**Work to complete**
In the listing below, count each line containing "color" and answer with the count only.

**Input**
** BEGIN **

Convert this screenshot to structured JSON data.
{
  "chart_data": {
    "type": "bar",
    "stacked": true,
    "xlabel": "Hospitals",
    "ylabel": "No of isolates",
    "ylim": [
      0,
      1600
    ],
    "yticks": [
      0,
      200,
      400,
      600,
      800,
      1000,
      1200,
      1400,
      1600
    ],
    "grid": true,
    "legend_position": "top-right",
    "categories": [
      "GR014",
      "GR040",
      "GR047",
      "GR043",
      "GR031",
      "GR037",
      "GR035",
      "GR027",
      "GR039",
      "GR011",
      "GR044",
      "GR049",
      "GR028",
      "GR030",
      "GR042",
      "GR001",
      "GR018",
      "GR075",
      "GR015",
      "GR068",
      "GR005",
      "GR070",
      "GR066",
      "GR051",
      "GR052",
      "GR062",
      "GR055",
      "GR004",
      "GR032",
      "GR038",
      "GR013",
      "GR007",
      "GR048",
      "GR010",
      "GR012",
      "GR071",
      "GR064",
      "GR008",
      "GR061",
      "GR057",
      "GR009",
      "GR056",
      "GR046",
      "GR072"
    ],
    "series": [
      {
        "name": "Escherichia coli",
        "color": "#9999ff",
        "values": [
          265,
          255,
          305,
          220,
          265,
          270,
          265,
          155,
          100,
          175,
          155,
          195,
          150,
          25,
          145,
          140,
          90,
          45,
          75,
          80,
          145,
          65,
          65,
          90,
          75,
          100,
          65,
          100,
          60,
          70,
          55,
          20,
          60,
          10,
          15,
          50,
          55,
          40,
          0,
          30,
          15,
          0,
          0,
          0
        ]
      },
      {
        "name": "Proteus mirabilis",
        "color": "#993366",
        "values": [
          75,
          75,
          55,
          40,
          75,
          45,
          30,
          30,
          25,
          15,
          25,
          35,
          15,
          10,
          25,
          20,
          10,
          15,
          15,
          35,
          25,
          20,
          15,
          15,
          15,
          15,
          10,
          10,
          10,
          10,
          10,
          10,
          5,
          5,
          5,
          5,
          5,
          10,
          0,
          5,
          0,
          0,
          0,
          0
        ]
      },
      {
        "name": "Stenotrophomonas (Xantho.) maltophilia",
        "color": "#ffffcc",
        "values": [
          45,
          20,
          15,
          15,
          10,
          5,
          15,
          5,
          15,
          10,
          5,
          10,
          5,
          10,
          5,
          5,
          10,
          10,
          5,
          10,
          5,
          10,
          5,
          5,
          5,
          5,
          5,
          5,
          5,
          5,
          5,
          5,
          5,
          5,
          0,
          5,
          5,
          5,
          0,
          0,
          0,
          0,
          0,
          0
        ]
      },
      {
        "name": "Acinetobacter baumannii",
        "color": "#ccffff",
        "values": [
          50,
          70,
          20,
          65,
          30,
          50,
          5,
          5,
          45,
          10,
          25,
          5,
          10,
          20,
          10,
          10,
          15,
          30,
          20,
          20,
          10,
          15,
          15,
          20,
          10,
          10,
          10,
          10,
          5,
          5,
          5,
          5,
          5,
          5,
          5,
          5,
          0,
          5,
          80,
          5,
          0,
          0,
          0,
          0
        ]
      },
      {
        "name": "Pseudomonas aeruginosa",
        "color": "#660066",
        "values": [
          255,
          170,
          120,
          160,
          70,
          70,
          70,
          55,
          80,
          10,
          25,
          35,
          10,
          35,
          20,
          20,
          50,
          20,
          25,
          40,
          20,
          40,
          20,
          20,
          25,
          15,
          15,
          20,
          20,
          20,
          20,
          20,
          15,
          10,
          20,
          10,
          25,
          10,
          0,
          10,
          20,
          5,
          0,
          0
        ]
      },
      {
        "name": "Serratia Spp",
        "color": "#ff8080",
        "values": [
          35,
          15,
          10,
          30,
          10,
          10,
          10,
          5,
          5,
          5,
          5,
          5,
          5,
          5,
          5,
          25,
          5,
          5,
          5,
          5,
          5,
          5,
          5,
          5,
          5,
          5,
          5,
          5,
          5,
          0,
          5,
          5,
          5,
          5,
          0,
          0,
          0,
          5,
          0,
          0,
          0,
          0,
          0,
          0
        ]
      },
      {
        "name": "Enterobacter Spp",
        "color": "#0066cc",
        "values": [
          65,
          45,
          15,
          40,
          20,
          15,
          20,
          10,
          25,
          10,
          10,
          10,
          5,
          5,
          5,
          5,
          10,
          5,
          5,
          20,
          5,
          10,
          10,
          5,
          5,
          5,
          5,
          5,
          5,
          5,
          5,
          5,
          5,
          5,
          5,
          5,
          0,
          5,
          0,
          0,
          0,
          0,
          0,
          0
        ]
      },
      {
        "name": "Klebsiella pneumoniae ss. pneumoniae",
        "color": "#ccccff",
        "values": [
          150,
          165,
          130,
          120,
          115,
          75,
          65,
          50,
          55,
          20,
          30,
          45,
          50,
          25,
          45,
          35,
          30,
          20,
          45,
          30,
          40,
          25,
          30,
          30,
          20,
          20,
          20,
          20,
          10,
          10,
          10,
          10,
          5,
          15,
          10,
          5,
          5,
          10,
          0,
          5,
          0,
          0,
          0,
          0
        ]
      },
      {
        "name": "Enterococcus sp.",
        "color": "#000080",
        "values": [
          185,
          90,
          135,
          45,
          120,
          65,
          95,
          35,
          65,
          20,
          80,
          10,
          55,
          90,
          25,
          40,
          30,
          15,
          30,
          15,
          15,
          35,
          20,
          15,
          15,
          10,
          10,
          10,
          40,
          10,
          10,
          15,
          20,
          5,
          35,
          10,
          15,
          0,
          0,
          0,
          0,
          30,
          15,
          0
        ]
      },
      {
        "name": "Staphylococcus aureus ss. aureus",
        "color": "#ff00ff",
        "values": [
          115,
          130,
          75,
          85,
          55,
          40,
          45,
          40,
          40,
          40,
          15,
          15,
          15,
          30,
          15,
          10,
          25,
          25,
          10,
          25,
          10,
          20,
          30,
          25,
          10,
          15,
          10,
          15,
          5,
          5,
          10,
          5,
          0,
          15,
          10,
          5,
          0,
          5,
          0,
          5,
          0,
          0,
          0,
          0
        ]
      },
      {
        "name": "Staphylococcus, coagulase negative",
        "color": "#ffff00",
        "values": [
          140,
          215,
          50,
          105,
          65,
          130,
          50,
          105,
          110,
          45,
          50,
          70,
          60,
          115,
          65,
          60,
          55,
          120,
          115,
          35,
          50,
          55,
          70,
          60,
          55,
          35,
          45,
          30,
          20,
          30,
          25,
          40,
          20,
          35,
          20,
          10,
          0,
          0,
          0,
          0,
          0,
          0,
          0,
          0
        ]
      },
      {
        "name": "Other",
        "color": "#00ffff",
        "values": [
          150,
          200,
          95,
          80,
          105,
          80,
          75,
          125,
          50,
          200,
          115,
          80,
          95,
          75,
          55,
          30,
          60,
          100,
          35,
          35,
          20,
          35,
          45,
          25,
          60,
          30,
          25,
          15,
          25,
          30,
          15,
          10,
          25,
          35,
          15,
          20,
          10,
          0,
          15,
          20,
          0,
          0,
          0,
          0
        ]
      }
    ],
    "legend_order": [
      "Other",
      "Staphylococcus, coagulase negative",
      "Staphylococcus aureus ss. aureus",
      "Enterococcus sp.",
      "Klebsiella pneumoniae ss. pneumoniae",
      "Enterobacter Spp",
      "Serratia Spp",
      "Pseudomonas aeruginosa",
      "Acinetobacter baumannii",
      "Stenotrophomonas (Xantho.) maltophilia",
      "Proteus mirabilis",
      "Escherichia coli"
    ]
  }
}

** END **

**Answer for this exercise**
12